Copy out every line that contains the word "notch".
BEGIN DATA LISTING
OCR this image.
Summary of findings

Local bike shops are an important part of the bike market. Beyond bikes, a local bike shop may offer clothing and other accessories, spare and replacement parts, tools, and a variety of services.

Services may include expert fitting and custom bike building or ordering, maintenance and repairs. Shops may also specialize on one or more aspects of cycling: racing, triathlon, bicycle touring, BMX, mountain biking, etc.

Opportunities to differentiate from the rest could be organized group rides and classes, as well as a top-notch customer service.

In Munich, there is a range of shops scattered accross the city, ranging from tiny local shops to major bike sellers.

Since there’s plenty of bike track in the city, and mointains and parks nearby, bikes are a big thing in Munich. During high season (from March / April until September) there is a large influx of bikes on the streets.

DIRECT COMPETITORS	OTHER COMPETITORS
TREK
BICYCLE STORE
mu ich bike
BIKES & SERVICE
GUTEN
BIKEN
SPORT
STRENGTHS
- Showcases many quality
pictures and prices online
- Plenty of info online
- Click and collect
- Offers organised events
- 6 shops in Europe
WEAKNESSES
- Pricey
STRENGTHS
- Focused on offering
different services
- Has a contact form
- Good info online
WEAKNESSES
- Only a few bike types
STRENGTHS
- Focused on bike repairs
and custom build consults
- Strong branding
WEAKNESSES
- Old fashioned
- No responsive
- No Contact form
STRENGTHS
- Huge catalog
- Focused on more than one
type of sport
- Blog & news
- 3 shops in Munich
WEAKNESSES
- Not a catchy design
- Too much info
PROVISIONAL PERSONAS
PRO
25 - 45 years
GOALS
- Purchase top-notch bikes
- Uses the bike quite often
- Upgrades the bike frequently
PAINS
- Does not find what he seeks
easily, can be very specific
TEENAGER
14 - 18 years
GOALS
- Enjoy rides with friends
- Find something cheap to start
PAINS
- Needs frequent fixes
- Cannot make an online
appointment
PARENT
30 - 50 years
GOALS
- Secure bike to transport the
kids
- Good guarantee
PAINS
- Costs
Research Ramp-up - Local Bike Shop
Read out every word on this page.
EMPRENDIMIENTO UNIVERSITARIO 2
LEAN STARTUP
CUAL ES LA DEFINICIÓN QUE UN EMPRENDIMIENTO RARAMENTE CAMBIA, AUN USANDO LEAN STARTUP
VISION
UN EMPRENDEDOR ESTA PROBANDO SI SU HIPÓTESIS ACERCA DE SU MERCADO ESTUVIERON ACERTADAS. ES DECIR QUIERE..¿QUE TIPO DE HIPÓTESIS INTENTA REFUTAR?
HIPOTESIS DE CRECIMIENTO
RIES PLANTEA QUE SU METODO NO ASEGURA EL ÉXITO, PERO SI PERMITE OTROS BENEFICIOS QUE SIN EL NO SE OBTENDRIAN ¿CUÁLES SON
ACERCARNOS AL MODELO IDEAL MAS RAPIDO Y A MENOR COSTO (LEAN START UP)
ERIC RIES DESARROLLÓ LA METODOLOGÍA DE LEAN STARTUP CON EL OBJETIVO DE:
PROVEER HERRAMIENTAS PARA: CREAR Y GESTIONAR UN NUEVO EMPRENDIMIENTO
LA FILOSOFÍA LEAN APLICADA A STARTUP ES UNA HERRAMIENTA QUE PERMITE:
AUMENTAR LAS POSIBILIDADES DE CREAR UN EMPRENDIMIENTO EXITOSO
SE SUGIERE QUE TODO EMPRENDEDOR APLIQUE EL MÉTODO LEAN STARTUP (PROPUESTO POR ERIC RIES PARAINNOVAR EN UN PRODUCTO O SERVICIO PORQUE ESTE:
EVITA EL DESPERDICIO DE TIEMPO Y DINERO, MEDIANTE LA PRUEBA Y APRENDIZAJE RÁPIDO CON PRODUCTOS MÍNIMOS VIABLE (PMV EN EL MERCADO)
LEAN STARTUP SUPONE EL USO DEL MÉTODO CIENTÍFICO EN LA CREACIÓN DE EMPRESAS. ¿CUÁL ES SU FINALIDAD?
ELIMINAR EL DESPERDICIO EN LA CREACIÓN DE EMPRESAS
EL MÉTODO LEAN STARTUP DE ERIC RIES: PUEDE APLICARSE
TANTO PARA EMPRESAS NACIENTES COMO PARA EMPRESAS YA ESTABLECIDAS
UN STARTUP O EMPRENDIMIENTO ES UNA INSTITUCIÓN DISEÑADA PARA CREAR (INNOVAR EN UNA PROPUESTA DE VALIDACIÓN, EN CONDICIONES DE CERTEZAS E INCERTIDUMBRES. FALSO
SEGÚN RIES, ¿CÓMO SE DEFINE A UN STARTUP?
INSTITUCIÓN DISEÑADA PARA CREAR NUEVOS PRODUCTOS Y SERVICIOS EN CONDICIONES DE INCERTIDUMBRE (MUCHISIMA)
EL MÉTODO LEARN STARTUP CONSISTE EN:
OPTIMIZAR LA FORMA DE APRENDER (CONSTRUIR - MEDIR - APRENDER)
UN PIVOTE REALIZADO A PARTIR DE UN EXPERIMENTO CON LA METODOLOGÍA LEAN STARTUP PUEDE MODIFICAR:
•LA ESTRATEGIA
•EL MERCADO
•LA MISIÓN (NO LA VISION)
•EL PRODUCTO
END DATA LISTING
_CORRECT ANSWER_:
Opportunities to differentiate from the rest could be organized group rides and classes, as well as a top-notch customer service.
- Purchase top-notch bikes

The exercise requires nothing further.